- _Work to do_:
Do not include the pictures; repeat the rest of the data exactly.

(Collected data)
* START *
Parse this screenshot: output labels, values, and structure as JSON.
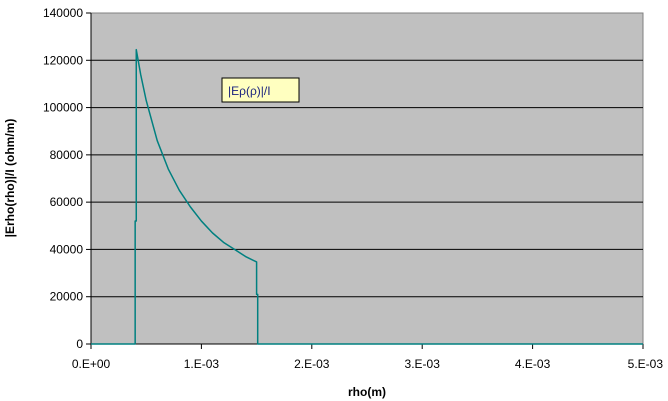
{
  "chart_data": {
    "type": "line",
    "title": "",
    "xlabel": "rho(m)",
    "ylabel": "|Erho(rho)|/I  (ohm/m)",
    "xlim": [
      0,
      0.005
    ],
    "ylim": [
      0,
      140000
    ],
    "x_ticks": [
      {
        "value": 0,
        "label": "0.E+00"
      },
      {
        "value": 0.001,
        "label": "1.E-03"
      },
      {
        "value": 0.002,
        "label": "2.E-03"
      },
      {
        "value": 0.003,
        "label": "3.E-03"
      },
      {
        "value": 0.004,
        "label": "4.E-03"
      },
      {
        "value": 0.005,
        "label": "5.E-03"
      }
    ],
    "y_ticks": [
      {
        "value": 0,
        "label": "0"
      },
      {
        "value": 20000,
        "label": "20000"
      },
      {
        "value": 40000,
        "label": "40000"
      },
      {
        "value": 60000,
        "label": "60000"
      },
      {
        "value": 80000,
        "label": "80000"
      },
      {
        "value": 100000,
        "label": "100000"
      },
      {
        "value": 120000,
        "label": "120000"
      },
      {
        "value": 140000,
        "label": "140000"
      }
    ],
    "grid": {
      "horizontal": true,
      "vertical": false
    },
    "plot_background": "#c0c0c0",
    "series": [
      {
        "name": "|Eρ(ρ)|/I",
        "color": "#008080",
        "x": [
          0,
          0.0004,
          0.0004,
          0.00041,
          0.00041,
          0.00045,
          0.0005,
          0.0006,
          0.0007,
          0.0008,
          0.0009,
          0.001,
          0.0011,
          0.0012,
          0.0013,
          0.0014,
          0.0015,
          0.0015,
          0.00151,
          0.00151,
          0.005
        ],
        "values": [
          0,
          0,
          52000,
          52000,
          124500,
          114000,
          103000,
          86000,
          74000,
          65000,
          58000,
          52000,
          47000,
          43000,
          40000,
          37000,
          34700,
          21000,
          21000,
          0,
          0
        ]
      }
    ],
    "legend": {
      "position": "inside-top-center",
      "entries": [
        "|Eρ(ρ)|/I"
      ],
      "background": "#ffffc0"
    }
  }
}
* END *
- _Result of the task_:
Parse this screenshot: output labels, values, and structure as JSON.
{
  "chart_data": {
    "type": "line",
    "title": "",
    "xlabel": "rho(m)",
    "ylabel": "|Erho(rho)|/I  (ohm/m)",
    "xlim": [
      0,
      0.005
    ],
    "ylim": [
      0,
      140000
    ],
    "x_ticks": [
      {
        "value": 0,
        "label": "0.E+00"
      },
      {
        "value": 0.001,
        "label": "1.E-03"
      },
      {
        "value": 0.002,
        "label": "2.E-03"
      },
      {
        "value": 0.003,
        "label": "3.E-03"
      },
      {
        "value": 0.004,
        "label": "4.E-03"
      },
      {
        "value": 0.005,
        "label": "5.E-03"
      }
    ],
    "y_ticks": [
      {
        "value": 0,
        "label": "0"
      },
      {
        "value": 20000,
        "label": "20000"
      },
      {
        "value": 40000,
        "label": "40000"
      },
      {
        "value": 60000,
        "label": "60000"
      },
      {
        "value": 80000,
        "label": "80000"
      },
      {
        "value": 100000,
        "label": "100000"
      },
      {
        "value": 120000,
        "label": "120000"
      },
      {
        "value": 140000,
        "label": "140000"
      }
    ],
    "grid": {
      "horizontal": true,
      "vertical": false
    },
    "plot_background": "#c0c0c0",
    "series": [
      {
        "name": "|Eρ(ρ)|/I",
        "color": "#008080",
        "x": [
          0,
          0.0004,
          0.0004,
          0.00041,
          0.00041,
          0.00045,
          0.0005,
          0.0006,
          0.0007,
          0.0008,
          0.0009,
          0.001,
          0.0011,
          0.0012,
          0.0013,
          0.0014,
          0.0015,
          0.0015,
          0.00151,
          0.00151,
          0.005
        ],
        "values": [
          0,
          0,
          52000,
          52000,
          124500,
          114000,
          103000,
          86000,
          74000,
          65000,
          58000,
          52000,
          47000,
          43000,
          40000,
          37000,
          34700,
          21000,
          21000,
          0,
          0
        ]
      }
    ],
    "legend": {
      "position": "inside-top-center",
      "entries": [
        "|Eρ(ρ)|/I"
      ],
      "background": "#ffffc0"
    }
  }
}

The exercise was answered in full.